_EXERCISE BRIEF_. Reproduce each line exactly. Skip none.

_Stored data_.
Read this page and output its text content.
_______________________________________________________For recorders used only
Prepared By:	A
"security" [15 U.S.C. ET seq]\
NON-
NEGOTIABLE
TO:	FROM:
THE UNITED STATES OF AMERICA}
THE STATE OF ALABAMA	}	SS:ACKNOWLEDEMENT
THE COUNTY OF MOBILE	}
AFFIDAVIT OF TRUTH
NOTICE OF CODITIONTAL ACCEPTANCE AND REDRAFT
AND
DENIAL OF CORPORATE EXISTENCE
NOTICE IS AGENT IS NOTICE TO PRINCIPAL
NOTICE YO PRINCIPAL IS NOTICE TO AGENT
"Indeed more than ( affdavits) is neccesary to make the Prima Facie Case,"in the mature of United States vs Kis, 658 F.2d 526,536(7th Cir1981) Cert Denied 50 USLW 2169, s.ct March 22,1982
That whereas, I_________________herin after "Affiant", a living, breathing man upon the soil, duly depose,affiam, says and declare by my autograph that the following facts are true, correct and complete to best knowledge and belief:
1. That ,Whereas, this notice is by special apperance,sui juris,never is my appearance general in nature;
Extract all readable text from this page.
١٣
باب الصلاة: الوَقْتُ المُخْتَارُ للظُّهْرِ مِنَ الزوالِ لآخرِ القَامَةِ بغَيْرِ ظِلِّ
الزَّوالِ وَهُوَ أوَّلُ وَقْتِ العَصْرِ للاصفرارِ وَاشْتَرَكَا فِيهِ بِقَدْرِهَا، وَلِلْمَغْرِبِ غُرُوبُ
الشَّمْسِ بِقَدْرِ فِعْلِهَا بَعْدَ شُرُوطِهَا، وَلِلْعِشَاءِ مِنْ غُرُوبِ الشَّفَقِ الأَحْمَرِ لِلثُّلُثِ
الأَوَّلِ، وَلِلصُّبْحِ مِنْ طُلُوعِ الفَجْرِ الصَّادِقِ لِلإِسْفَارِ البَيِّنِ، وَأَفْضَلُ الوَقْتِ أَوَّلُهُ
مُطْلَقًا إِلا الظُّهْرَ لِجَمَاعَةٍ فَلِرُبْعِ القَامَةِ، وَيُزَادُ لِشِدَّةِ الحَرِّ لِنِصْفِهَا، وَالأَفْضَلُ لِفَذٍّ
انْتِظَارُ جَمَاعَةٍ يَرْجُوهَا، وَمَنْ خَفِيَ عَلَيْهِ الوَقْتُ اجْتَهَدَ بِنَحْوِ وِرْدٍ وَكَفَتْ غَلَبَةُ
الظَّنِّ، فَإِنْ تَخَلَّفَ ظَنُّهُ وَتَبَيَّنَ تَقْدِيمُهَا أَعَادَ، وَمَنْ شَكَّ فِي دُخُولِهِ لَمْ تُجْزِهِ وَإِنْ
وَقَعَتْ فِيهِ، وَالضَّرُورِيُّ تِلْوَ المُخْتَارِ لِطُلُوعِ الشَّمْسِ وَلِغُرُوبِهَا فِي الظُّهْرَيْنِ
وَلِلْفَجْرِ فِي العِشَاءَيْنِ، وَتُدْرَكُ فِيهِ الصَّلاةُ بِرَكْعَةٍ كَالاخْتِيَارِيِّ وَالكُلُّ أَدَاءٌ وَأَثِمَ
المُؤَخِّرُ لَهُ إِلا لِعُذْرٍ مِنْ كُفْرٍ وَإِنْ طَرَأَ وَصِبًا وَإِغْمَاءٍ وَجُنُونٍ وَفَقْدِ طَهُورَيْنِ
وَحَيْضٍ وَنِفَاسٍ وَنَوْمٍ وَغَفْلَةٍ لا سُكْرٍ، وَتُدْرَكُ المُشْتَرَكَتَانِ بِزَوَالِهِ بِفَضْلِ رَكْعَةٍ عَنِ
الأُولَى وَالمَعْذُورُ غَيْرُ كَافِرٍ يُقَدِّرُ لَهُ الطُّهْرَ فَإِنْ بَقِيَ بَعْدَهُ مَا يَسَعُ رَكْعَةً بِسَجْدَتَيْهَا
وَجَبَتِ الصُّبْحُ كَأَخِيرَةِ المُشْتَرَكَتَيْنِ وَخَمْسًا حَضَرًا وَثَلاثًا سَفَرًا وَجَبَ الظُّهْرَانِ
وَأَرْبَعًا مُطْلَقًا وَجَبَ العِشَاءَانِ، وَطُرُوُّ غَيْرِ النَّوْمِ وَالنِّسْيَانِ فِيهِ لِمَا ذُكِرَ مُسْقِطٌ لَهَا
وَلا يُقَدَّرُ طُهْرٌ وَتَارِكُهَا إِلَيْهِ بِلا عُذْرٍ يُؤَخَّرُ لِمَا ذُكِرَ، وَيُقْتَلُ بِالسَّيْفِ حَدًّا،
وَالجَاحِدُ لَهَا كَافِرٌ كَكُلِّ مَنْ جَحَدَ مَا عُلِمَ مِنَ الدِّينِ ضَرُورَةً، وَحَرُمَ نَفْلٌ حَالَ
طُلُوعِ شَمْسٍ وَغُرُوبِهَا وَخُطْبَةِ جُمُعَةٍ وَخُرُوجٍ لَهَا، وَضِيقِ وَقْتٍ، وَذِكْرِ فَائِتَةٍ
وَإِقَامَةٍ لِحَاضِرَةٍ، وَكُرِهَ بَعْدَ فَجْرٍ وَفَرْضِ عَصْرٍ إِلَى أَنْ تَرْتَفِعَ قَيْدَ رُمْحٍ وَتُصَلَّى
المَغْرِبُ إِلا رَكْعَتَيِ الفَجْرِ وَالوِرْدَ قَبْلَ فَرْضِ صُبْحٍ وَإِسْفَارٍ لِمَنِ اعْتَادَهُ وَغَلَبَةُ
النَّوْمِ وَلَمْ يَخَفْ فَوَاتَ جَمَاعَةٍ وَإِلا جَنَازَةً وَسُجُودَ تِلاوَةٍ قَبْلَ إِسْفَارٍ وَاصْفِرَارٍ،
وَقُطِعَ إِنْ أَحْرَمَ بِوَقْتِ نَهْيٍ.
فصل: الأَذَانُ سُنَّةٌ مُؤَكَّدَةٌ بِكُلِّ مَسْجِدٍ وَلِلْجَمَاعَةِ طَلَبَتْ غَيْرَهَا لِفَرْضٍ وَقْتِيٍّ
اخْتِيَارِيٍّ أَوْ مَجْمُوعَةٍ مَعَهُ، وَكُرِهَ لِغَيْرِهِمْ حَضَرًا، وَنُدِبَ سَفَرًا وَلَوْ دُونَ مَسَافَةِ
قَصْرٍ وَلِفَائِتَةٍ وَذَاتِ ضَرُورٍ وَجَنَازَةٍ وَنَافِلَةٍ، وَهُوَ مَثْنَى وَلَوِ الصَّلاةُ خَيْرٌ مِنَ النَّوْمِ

_THE RESPONSE_.
Read this page and output its text content.
_______________________________________________________For recorders used only
Prepared By:	A
"security" [15 U.S.C. ET seq]\
NON-
NEGOTIABLE
TO:	FROM:
THE UNITED STATES OF AMERICA}
THE STATE OF ALABAMA	}	SS:ACKNOWLEDEMENT
THE COUNTY OF MOBILE	}
AFFIDAVIT OF TRUTH
NOTICE OF CODITIONTAL ACCEPTANCE AND REDRAFT
AND
DENIAL OF CORPORATE EXISTENCE
NOTICE IS AGENT IS NOTICE TO PRINCIPAL
NOTICE YO PRINCIPAL IS NOTICE TO AGENT
"Indeed more than ( affdavits) is neccesary to make the Prima Facie Case,"in the mature of United States vs Kis, 658 F.2d 526,536(7th Cir1981) Cert Denied 50 USLW 2169, s.ct March 22,1982
That whereas, I_________________herin after "Affiant", a living, breathing man upon the soil, duly depose,affiam, says and declare by my autograph that the following facts are true, correct and complete to best knowledge and belief:
1. That ,Whereas, this notice is by special apperance,sui juris,never is my appearance general in nature;
Extract all readable text from this page.
١٣
باب الصلاة: الوَقْتُ المُخْتَارُ للظُّهْرِ مِنَ الزوالِ لآخرِ القَامَةِ بغَيْرِ ظِلِّ
الزَّوالِ وَهُوَ أوَّلُ وَقْتِ العَصْرِ للاصفرارِ وَاشْتَرَكَا فِيهِ بِقَدْرِهَا، وَلِلْمَغْرِبِ غُرُوبُ
الشَّمْسِ بِقَدْرِ فِعْلِهَا بَعْدَ شُرُوطِهَا، وَلِلْعِشَاءِ مِنْ غُرُوبِ الشَّفَقِ الأَحْمَرِ لِلثُّلُثِ
الأَوَّلِ، وَلِلصُّبْحِ مِنْ طُلُوعِ الفَجْرِ الصَّادِقِ لِلإِسْفَارِ البَيِّنِ، وَأَفْضَلُ الوَقْتِ أَوَّلُهُ
مُطْلَقًا إِلا الظُّهْرَ لِجَمَاعَةٍ فَلِرُبْعِ القَامَةِ، وَيُزَادُ لِشِدَّةِ الحَرِّ لِنِصْفِهَا، وَالأَفْضَلُ لِفَذٍّ
انْتِظَارُ جَمَاعَةٍ يَرْجُوهَا، وَمَنْ خَفِيَ عَلَيْهِ الوَقْتُ اجْتَهَدَ بِنَحْوِ وِرْدٍ وَكَفَتْ غَلَبَةُ
الظَّنِّ، فَإِنْ تَخَلَّفَ ظَنُّهُ وَتَبَيَّنَ تَقْدِيمُهَا أَعَادَ، وَمَنْ شَكَّ فِي دُخُولِهِ لَمْ تُجْزِهِ وَإِنْ
وَقَعَتْ فِيهِ، وَالضَّرُورِيُّ تِلْوَ المُخْتَارِ لِطُلُوعِ الشَّمْسِ وَلِغُرُوبِهَا فِي الظُّهْرَيْنِ
وَلِلْفَجْرِ فِي العِشَاءَيْنِ، وَتُدْرَكُ فِيهِ الصَّلاةُ بِرَكْعَةٍ كَالاخْتِيَارِيِّ وَالكُلُّ أَدَاءٌ وَأَثِمَ
المُؤَخِّرُ لَهُ إِلا لِعُذْرٍ مِنْ كُفْرٍ وَإِنْ طَرَأَ وَصِبًا وَإِغْمَاءٍ وَجُنُونٍ وَفَقْدِ طَهُورَيْنِ
وَحَيْضٍ وَنِفَاسٍ وَنَوْمٍ وَغَفْلَةٍ لا سُكْرٍ، وَتُدْرَكُ المُشْتَرَكَتَانِ بِزَوَالِهِ بِفَضْلِ رَكْعَةٍ عَنِ
الأُولَى وَالمَعْذُورُ غَيْرُ كَافِرٍ يُقَدِّرُ لَهُ الطُّهْرَ فَإِنْ بَقِيَ بَعْدَهُ مَا يَسَعُ رَكْعَةً بِسَجْدَتَيْهَا
وَجَبَتِ الصُّبْحُ كَأَخِيرَةِ المُشْتَرَكَتَيْنِ وَخَمْسًا حَضَرًا وَثَلاثًا سَفَرًا وَجَبَ الظُّهْرَانِ
وَأَرْبَعًا مُطْلَقًا وَجَبَ العِشَاءَانِ، وَطُرُوُّ غَيْرِ النَّوْمِ وَالنِّسْيَانِ فِيهِ لِمَا ذُكِرَ مُسْقِطٌ لَهَا
وَلا يُقَدَّرُ طُهْرٌ وَتَارِكُهَا إِلَيْهِ بِلا عُذْرٍ يُؤَخَّرُ لِمَا ذُكِرَ، وَيُقْتَلُ بِالسَّيْفِ حَدًّا،
وَالجَاحِدُ لَهَا كَافِرٌ كَكُلِّ مَنْ جَحَدَ مَا عُلِمَ مِنَ الدِّينِ ضَرُورَةً، وَحَرُمَ نَفْلٌ حَالَ
طُلُوعِ شَمْسٍ وَغُرُوبِهَا وَخُطْبَةِ جُمُعَةٍ وَخُرُوجٍ لَهَا، وَضِيقِ وَقْتٍ، وَذِكْرِ فَائِتَةٍ
وَإِقَامَةٍ لِحَاضِرَةٍ، وَكُرِهَ بَعْدَ فَجْرٍ وَفَرْضِ عَصْرٍ إِلَى أَنْ تَرْتَفِعَ قَيْدَ رُمْحٍ وَتُصَلَّى
المَغْرِبُ إِلا رَكْعَتَيِ الفَجْرِ وَالوِرْدَ قَبْلَ فَرْضِ صُبْحٍ وَإِسْفَارٍ لِمَنِ اعْتَادَهُ وَغَلَبَةُ
النَّوْمِ وَلَمْ يَخَفْ فَوَاتَ جَمَاعَةٍ وَإِلا جَنَازَةً وَسُجُودَ تِلاوَةٍ قَبْلَ إِسْفَارٍ وَاصْفِرَارٍ،
وَقُطِعَ إِنْ أَحْرَمَ بِوَقْتِ نَهْيٍ.
فصل: الأَذَانُ سُنَّةٌ مُؤَكَّدَةٌ بِكُلِّ مَسْجِدٍ وَلِلْجَمَاعَةِ طَلَبَتْ غَيْرَهَا لِفَرْضٍ وَقْتِيٍّ
اخْتِيَارِيٍّ أَوْ مَجْمُوعَةٍ مَعَهُ، وَكُرِهَ لِغَيْرِهِمْ حَضَرًا، وَنُدِبَ سَفَرًا وَلَوْ دُونَ مَسَافَةِ
قَصْرٍ وَلِفَائِتَةٍ وَذَاتِ ضَرُورٍ وَجَنَازَةٍ وَنَافِلَةٍ، وَهُوَ مَثْنَى وَلَوِ الصَّلاةُ خَيْرٌ مِنَ النَّوْمِ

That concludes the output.